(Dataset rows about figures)
-=-=-=-=-
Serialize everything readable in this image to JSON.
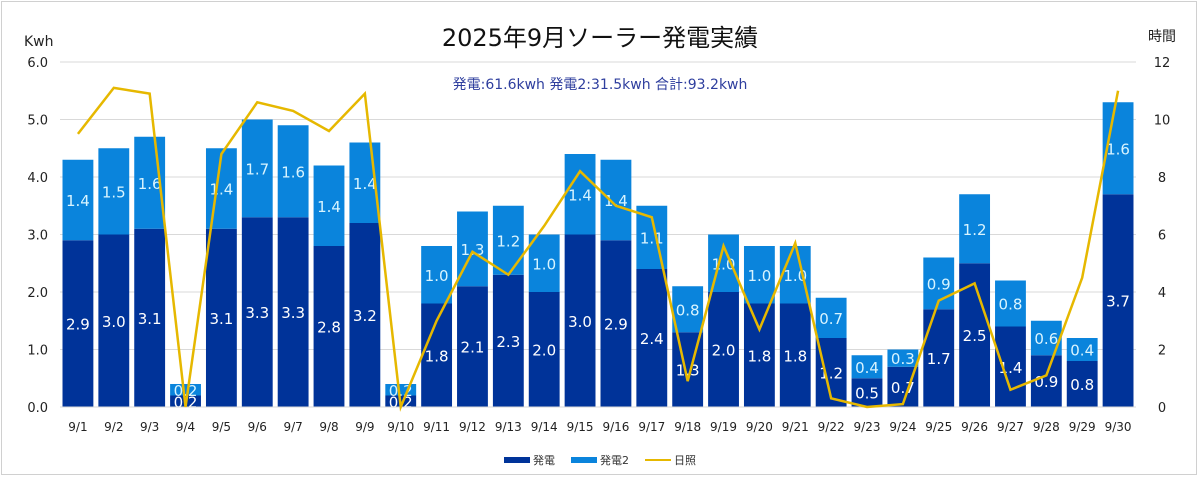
{
  "chart_data": {
    "type": "bar",
    "stacked": true,
    "title": "2025年9月ソーラー発電実績",
    "subtitle": "発電:61.6kwh  発電2:31.5kwh  合計:93.2kwh",
    "ylabel": "Kwh",
    "y2label": "時間",
    "ylim": [
      0,
      6
    ],
    "y_ticks": [
      "0.0",
      "1.0",
      "2.0",
      "3.0",
      "4.0",
      "5.0",
      "6.0"
    ],
    "y2lim": [
      0,
      12
    ],
    "y2_ticks": [
      "0",
      "2",
      "4",
      "6",
      "8",
      "10",
      "12"
    ],
    "grid": true,
    "legend_position": "bottom",
    "categories": [
      "9/1",
      "9/2",
      "9/3",
      "9/4",
      "9/5",
      "9/6",
      "9/7",
      "9/8",
      "9/9",
      "9/10",
      "9/11",
      "9/12",
      "9/13",
      "9/14",
      "9/15",
      "9/16",
      "9/17",
      "9/18",
      "9/19",
      "9/20",
      "9/21",
      "9/22",
      "9/23",
      "9/24",
      "9/25",
      "9/26",
      "9/27",
      "9/28",
      "9/29",
      "9/30"
    ],
    "series": [
      {
        "name": "発電",
        "type": "bar",
        "color": "#003399",
        "values": [
          2.9,
          3.0,
          3.1,
          0.2,
          3.1,
          3.3,
          3.3,
          2.8,
          3.2,
          0.2,
          1.8,
          2.1,
          2.3,
          2.0,
          3.0,
          2.9,
          2.4,
          1.3,
          2.0,
          1.8,
          1.8,
          1.2,
          0.5,
          0.7,
          1.7,
          2.5,
          1.4,
          0.9,
          0.8,
          3.7
        ]
      },
      {
        "name": "発電2",
        "type": "bar",
        "color": "#0a84dc",
        "values": [
          1.4,
          1.5,
          1.6,
          0.2,
          1.4,
          1.7,
          1.6,
          1.4,
          1.4,
          0.2,
          1.0,
          1.3,
          1.2,
          1.0,
          1.4,
          1.4,
          1.1,
          0.8,
          1.0,
          1.0,
          1.0,
          0.7,
          0.4,
          0.3,
          0.9,
          1.2,
          0.8,
          0.6,
          0.4,
          1.6
        ]
      },
      {
        "name": "日照",
        "type": "line",
        "axis": "right",
        "color": "#e6b800",
        "values": [
          9.5,
          11.1,
          10.9,
          0.0,
          8.8,
          10.6,
          10.3,
          9.6,
          10.9,
          0.0,
          3.0,
          5.4,
          4.6,
          6.3,
          8.2,
          7.0,
          6.6,
          0.9,
          5.6,
          2.7,
          5.7,
          0.3,
          0.0,
          0.1,
          3.7,
          4.3,
          0.6,
          1.1,
          4.5,
          11.0
        ]
      }
    ]
  }
}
-=-=-=-=-
### Your goal
Which lines above contain "color"? Show each of them.

### Output for this task
        "color": "#003399",
        "color": "#0a84dc",
        "color": "#e6b800",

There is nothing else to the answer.